Extraia dos registros cada linha que contenha a palavra "legend" e copie-a por inteiro. A busca diferencia maiúsculas de minúsculas.

⁂

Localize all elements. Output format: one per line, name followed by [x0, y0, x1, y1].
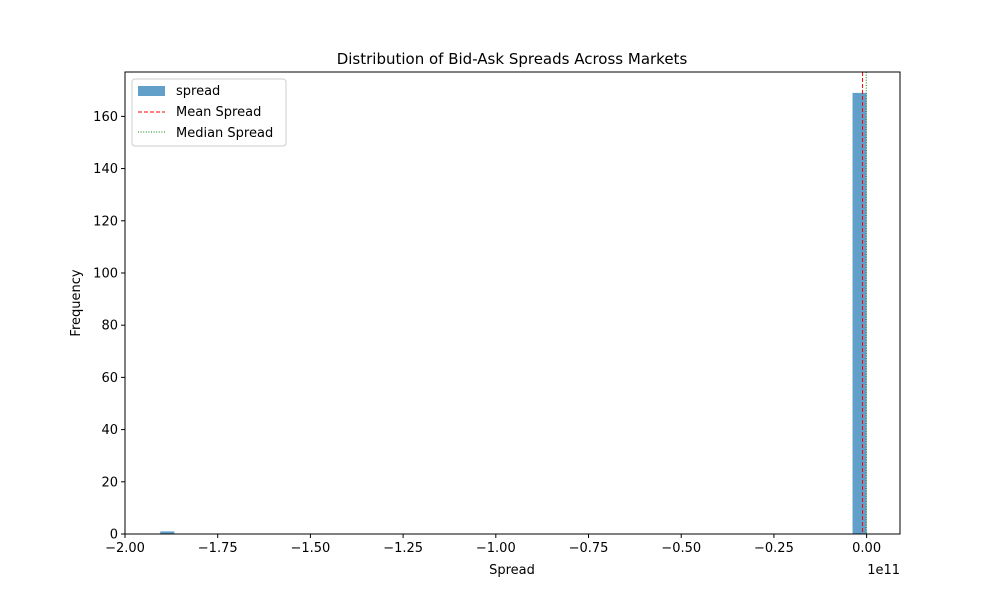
x-tick-label: −0.75 [569, 541, 609, 556]
legend-label-mean: Mean Spread [176, 105, 261, 120]
legend-box [131, 78, 287, 147]
y-axis-label: Frequency [69, 269, 84, 336]
x-axis-ticks: −2.00 −1.75 −1.50 −1.25 −1.00 −0.75 −0.50 −0.25… [105, 534, 881, 556]
plot-frame [124, 71, 901, 535]
reference-lines [862, 72, 867, 534]
legend-label-spread: spread [176, 84, 220, 99]
x-axis-label: Spread [489, 563, 535, 578]
y-tick-label: 120 [93, 214, 118, 229]
x-tick-label: −1.75 [198, 541, 238, 556]
x-tick-label: −1.50 [290, 541, 330, 556]
x-tick-label: −0.50 [661, 541, 701, 556]
y-tick-label: 140 [93, 162, 118, 177]
x-tick-label: 0.00 [852, 541, 881, 556]
histogram-bar-1 [852, 92, 867, 535]
histogram-bar-0 [160, 531, 175, 534]
histogram-bars [160, 92, 867, 535]
x-tick-label: −2.00 [105, 541, 145, 556]
x-axis-offset-label: 1e11 [867, 563, 900, 578]
y-tick-label: 0 [110, 528, 118, 543]
plot-area [125, 72, 900, 534]
y-axis-ticks: 0 20 40 60 80 100 120 140 160 [93, 110, 125, 543]
y-tick-label: 40 [101, 423, 118, 438]
chart-title: Distribution of Bid-Ask Spreads Across M… [337, 50, 688, 68]
legend: spread Mean Spread Median Spread [131, 78, 287, 147]
y-tick-label: 60 [101, 371, 118, 386]
x-tick-label: −1.25 [383, 541, 423, 556]
x-tick-label: −1.00 [476, 541, 516, 556]
y-tick-label: 80 [101, 319, 118, 334]
y-tick-label: 20 [101, 475, 118, 490]
y-tick-label: 160 [93, 110, 118, 125]
legend-swatch-spread [138, 86, 165, 96]
x-tick-label: −0.25 [754, 541, 794, 556]
y-tick-label: 100 [93, 266, 118, 281]
legend-label-median: Median Spread [176, 126, 273, 141]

⁂

* _Resposta da tarefa_:
legend-label-mean: Mean Spread [176, 105, 261, 120]
legend-box [131, 78, 287, 147]
legend-label-spread: spread [176, 84, 220, 99]
legend: spread Mean Spread Median Spread [131, 78, 287, 147]
legend-swatch-spread [138, 86, 165, 96]
legend-label-median: Median Spread [176, 126, 273, 141]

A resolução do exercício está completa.